Data for the task:

##############################

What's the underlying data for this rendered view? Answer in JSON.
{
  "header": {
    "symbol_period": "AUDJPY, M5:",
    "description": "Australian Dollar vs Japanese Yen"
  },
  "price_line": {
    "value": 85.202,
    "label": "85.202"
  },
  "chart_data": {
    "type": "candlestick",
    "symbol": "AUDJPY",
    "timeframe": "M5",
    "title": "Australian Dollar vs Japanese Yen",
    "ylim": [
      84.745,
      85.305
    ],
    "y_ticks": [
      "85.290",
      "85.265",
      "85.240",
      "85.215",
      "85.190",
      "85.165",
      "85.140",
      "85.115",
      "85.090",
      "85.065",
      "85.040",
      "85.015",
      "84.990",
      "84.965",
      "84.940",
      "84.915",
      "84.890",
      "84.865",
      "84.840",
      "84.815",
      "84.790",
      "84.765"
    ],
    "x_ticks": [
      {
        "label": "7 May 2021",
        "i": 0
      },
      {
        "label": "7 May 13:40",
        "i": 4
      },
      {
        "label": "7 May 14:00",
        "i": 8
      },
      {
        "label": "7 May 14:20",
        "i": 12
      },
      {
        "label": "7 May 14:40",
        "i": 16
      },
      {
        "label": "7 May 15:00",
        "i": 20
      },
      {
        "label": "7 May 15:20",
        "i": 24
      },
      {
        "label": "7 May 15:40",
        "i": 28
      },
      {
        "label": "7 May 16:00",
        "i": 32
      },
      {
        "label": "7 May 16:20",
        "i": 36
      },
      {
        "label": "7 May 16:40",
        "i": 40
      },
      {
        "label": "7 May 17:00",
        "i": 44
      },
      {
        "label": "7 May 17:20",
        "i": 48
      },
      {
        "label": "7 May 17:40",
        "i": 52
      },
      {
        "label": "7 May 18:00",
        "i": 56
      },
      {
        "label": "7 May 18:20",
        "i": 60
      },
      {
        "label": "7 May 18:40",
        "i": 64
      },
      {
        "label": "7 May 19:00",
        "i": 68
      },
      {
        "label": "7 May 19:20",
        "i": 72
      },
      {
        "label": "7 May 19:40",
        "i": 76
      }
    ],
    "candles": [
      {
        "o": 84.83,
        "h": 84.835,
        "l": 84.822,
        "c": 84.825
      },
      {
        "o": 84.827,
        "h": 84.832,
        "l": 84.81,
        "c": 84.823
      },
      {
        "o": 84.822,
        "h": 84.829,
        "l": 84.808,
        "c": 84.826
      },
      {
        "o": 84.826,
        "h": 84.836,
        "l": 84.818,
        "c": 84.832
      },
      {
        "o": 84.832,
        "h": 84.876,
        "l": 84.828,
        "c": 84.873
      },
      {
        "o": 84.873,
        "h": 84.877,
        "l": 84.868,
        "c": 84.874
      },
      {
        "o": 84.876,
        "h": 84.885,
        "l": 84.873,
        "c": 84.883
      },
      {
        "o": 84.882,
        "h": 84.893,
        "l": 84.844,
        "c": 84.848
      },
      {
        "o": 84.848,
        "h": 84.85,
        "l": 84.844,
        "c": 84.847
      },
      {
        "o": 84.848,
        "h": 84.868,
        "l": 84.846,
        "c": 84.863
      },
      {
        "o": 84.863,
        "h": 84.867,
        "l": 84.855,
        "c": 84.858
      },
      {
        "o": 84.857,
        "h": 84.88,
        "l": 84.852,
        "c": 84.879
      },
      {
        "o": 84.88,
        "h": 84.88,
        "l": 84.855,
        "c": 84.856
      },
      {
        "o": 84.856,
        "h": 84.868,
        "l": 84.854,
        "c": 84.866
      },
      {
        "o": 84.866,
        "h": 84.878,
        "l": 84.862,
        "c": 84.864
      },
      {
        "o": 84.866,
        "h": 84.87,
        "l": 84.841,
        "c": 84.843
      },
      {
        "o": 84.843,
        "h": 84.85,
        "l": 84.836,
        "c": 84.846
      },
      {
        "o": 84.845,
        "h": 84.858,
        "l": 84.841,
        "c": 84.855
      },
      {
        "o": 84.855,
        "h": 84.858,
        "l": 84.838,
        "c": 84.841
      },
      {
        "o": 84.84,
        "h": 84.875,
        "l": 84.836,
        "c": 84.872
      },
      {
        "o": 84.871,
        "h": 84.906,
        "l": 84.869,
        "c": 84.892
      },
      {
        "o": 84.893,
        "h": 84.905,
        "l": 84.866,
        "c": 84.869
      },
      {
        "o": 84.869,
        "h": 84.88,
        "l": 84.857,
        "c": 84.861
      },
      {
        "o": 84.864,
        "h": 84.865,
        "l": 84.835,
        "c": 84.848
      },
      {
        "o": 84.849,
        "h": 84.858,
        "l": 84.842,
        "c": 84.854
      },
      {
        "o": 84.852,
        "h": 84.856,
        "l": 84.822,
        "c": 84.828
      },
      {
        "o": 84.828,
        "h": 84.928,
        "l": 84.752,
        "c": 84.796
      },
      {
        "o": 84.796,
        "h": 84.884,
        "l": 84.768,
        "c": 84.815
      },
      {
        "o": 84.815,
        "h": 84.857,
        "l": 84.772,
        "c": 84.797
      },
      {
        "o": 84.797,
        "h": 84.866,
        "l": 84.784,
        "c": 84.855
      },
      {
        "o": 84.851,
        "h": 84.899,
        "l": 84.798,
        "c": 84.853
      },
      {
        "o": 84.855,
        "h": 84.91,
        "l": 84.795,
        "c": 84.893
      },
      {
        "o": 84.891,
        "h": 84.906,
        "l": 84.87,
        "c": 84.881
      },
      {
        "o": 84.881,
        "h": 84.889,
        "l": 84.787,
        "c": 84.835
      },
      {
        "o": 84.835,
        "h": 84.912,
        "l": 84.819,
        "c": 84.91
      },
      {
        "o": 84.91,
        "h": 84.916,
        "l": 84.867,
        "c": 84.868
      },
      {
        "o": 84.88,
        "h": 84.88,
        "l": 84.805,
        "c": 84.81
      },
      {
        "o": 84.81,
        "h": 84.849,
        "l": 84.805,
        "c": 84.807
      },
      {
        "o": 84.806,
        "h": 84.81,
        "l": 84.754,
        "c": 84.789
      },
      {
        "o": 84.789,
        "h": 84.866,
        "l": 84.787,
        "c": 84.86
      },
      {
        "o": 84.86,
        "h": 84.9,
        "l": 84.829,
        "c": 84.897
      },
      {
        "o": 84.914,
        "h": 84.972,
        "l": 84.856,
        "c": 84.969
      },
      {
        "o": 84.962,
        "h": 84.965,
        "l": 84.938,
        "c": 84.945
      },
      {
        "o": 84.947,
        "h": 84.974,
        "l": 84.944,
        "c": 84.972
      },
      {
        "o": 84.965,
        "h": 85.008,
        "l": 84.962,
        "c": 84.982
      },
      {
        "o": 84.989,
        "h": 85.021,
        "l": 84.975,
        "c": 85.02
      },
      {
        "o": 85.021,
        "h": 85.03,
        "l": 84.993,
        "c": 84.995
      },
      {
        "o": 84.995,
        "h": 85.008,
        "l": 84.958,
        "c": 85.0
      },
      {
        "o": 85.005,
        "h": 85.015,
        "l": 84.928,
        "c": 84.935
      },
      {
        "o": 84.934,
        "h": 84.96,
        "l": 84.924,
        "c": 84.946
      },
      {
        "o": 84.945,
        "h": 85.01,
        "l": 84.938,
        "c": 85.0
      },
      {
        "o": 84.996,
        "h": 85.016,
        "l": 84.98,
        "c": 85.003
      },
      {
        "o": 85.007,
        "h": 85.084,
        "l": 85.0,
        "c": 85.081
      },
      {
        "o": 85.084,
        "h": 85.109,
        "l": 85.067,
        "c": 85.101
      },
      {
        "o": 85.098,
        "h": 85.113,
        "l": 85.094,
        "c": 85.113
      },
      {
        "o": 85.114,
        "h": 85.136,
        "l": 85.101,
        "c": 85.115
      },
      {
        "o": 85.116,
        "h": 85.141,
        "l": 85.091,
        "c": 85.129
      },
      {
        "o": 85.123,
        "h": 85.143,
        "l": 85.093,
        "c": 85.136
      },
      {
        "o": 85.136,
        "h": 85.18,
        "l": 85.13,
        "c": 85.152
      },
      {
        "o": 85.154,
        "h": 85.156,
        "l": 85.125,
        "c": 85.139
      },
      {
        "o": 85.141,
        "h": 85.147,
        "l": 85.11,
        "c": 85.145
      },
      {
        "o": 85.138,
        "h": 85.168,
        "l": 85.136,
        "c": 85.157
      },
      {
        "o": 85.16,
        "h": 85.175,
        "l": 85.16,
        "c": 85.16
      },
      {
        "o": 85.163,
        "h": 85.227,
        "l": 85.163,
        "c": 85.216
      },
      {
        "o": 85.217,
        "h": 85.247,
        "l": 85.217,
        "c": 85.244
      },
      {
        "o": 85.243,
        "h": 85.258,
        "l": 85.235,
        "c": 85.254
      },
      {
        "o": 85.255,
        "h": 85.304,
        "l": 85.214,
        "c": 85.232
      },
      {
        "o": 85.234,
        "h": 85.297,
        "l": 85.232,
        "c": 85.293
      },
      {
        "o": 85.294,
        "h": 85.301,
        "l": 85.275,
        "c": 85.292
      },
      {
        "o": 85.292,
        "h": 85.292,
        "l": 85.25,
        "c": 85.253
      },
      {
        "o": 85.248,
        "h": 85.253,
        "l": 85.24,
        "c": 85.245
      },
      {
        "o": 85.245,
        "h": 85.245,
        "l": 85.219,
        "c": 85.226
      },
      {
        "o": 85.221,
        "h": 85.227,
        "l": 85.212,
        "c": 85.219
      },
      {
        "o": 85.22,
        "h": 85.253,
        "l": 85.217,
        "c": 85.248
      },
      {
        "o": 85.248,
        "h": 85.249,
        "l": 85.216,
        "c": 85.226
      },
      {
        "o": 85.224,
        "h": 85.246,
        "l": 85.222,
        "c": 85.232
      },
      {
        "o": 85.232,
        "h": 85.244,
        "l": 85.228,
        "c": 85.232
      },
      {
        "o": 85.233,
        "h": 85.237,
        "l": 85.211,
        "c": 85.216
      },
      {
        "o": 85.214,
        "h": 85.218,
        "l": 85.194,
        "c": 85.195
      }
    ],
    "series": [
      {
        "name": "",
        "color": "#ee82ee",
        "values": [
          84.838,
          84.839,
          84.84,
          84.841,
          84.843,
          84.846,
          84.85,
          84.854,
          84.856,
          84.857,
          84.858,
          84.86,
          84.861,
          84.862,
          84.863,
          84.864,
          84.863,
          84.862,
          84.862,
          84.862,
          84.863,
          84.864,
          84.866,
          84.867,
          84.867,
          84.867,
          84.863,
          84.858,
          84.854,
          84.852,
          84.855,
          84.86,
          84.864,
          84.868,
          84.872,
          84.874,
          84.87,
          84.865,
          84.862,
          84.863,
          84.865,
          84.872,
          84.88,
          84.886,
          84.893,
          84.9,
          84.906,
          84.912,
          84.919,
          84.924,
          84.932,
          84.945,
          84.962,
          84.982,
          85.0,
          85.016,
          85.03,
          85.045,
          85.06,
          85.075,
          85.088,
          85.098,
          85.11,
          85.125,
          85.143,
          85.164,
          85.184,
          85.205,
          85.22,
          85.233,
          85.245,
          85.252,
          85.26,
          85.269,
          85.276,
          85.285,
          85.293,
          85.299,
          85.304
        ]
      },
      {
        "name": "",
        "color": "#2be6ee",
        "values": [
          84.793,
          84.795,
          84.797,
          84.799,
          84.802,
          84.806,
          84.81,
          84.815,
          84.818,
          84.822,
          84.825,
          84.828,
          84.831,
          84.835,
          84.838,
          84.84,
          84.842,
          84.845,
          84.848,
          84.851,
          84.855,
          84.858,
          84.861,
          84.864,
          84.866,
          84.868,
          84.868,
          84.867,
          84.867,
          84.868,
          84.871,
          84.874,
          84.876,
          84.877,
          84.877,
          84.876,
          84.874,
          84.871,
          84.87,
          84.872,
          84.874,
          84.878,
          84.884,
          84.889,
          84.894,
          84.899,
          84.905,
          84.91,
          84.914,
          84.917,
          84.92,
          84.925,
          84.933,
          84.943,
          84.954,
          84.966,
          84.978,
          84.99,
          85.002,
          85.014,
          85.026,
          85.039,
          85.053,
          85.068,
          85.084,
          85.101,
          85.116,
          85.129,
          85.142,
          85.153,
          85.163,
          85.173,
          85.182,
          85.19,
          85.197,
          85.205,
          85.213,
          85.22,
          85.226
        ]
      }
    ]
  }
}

##############################

Exercise brief:
Copy out every line from the data above that has "Dollar" in it.

Correct response:
    "description": "Australian Dollar vs Japanese Yen"
    "title": "Australian Dollar vs Japanese Yen",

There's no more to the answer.